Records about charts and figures
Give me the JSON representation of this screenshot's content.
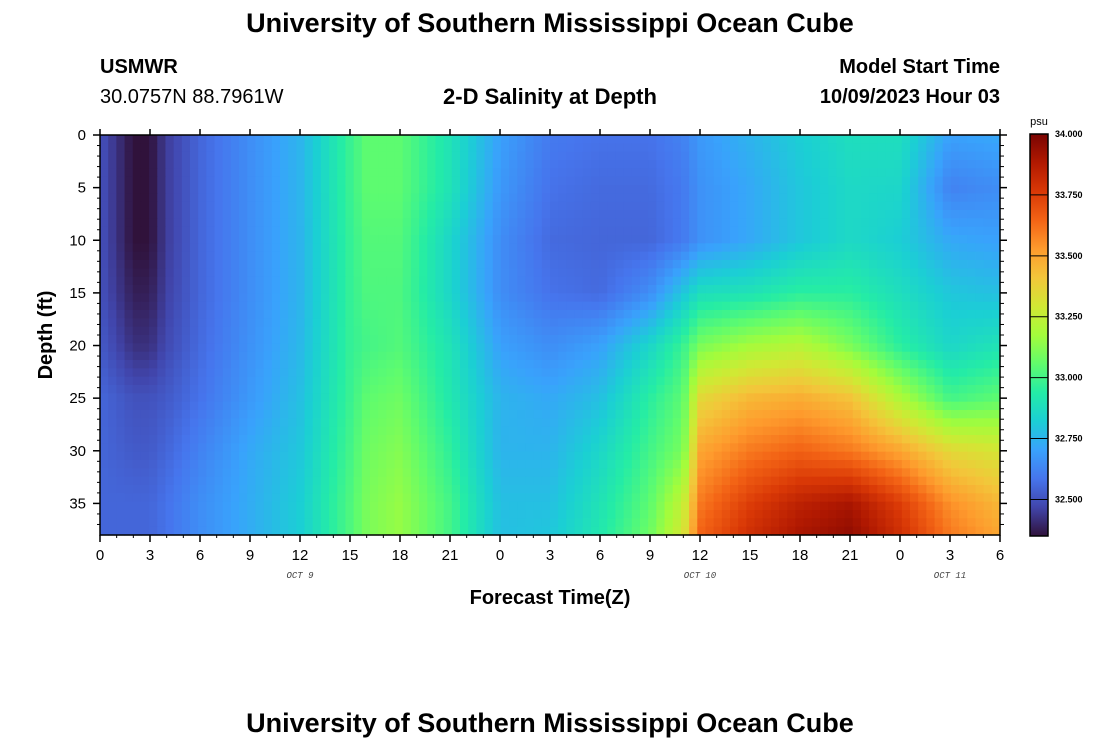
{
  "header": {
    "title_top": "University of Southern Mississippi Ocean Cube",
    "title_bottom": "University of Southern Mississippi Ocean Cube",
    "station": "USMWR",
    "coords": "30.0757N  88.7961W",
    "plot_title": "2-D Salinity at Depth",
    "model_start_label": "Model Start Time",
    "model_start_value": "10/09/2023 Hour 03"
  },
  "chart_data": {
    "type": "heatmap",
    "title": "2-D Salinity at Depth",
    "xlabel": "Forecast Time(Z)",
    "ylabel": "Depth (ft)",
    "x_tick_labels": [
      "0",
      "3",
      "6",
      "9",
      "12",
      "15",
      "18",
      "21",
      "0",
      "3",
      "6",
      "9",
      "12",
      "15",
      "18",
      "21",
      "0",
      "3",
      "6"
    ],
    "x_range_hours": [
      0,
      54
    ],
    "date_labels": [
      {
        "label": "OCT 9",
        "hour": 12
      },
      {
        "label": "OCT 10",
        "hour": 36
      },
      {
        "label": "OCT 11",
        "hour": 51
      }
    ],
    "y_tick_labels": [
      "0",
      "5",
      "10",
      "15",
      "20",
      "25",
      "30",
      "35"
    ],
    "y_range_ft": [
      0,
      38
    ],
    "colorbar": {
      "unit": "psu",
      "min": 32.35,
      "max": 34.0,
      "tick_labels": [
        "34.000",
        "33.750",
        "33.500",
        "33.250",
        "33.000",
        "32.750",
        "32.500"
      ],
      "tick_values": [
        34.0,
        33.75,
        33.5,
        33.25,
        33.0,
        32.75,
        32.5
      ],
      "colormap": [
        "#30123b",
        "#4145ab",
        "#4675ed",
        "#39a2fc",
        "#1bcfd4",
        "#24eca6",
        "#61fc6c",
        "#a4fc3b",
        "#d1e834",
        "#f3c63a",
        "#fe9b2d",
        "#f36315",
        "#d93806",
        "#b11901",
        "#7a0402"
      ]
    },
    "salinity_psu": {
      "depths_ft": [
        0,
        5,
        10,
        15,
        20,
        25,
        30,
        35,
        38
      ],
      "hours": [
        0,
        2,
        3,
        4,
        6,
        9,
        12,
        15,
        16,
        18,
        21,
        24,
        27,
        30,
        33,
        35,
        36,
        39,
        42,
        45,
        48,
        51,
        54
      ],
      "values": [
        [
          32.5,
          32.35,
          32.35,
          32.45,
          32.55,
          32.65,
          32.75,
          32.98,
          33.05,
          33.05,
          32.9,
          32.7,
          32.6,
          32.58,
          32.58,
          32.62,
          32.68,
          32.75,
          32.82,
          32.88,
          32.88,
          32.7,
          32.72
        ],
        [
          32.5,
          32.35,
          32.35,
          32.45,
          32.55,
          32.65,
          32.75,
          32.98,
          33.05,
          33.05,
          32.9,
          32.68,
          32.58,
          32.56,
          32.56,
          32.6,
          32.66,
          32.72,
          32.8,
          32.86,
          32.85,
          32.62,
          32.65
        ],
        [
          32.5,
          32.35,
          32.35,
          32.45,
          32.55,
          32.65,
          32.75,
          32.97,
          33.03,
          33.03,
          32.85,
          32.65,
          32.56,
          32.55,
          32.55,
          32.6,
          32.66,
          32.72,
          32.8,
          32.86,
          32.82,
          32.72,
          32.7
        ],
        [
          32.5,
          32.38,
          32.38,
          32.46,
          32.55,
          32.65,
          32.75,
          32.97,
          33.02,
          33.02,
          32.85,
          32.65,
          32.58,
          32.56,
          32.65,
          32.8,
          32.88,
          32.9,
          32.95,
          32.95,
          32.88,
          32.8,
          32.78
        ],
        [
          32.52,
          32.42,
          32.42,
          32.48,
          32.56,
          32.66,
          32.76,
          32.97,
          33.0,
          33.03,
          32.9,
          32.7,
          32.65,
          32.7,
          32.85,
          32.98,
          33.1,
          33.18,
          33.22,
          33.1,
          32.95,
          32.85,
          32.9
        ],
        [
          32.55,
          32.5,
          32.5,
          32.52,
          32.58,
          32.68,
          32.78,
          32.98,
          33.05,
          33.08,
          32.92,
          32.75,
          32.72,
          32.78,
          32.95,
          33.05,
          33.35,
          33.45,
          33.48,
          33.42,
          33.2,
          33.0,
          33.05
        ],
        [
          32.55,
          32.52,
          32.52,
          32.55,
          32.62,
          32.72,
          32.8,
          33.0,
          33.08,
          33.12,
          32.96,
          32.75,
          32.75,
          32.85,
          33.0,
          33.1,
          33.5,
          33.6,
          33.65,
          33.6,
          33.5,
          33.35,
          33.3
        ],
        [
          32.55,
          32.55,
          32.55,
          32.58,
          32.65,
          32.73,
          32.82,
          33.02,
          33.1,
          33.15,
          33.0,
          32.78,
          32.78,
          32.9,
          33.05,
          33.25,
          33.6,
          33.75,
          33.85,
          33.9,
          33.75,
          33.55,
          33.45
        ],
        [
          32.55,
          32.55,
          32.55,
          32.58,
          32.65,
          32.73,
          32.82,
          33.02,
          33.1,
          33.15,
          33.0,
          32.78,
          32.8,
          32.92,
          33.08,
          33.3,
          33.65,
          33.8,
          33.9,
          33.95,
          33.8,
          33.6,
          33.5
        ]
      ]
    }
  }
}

...

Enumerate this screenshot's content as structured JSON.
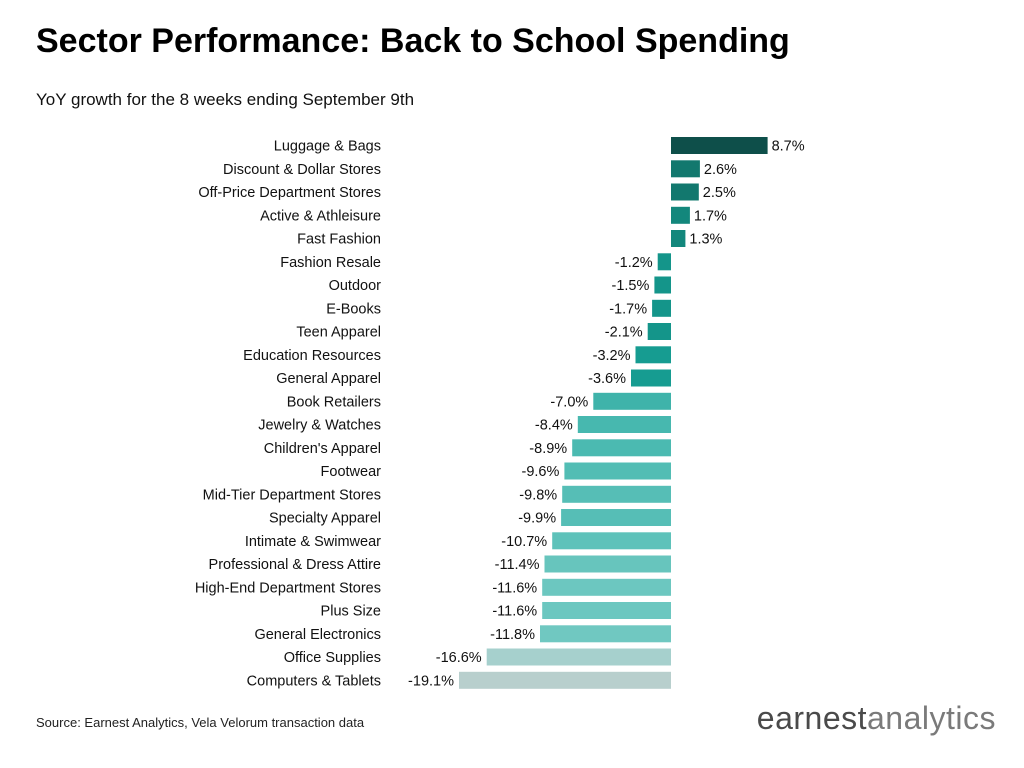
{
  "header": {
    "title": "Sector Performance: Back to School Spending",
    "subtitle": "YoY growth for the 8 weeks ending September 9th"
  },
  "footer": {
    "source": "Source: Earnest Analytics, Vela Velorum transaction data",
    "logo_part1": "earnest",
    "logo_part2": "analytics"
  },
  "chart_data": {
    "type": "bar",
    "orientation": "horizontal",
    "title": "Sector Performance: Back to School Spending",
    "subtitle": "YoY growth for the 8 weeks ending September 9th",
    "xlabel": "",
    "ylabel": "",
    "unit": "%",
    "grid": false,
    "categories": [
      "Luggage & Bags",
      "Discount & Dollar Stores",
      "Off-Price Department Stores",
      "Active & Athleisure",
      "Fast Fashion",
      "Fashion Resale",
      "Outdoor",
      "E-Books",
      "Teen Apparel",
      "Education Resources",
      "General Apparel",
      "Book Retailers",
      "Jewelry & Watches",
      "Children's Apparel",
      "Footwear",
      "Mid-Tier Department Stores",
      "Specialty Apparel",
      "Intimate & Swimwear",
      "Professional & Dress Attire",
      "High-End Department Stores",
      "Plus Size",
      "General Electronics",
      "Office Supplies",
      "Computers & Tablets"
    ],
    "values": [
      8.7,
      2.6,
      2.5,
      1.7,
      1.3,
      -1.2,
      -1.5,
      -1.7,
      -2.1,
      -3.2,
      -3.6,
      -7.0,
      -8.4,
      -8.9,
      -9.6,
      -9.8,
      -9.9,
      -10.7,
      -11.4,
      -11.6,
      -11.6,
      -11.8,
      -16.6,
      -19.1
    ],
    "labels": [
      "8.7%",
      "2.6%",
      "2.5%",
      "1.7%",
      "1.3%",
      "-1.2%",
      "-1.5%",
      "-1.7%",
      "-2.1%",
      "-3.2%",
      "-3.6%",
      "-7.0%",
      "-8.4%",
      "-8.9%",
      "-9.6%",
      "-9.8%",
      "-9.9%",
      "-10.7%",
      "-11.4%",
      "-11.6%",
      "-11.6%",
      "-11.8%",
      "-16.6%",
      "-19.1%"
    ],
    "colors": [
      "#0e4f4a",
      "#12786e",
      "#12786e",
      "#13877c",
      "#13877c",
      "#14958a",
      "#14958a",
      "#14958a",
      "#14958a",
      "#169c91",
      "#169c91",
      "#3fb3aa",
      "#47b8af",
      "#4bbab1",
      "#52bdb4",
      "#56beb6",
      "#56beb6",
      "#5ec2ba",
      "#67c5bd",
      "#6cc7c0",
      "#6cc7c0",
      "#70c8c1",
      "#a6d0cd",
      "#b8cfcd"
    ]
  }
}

● **What the task asks**: From the entries above, copy out every line where the string "Department" appears.

● **The solution**:
      "Off-Price Department Stores",
      "Mid-Tier Department Stores",
      "High-End Department Stores",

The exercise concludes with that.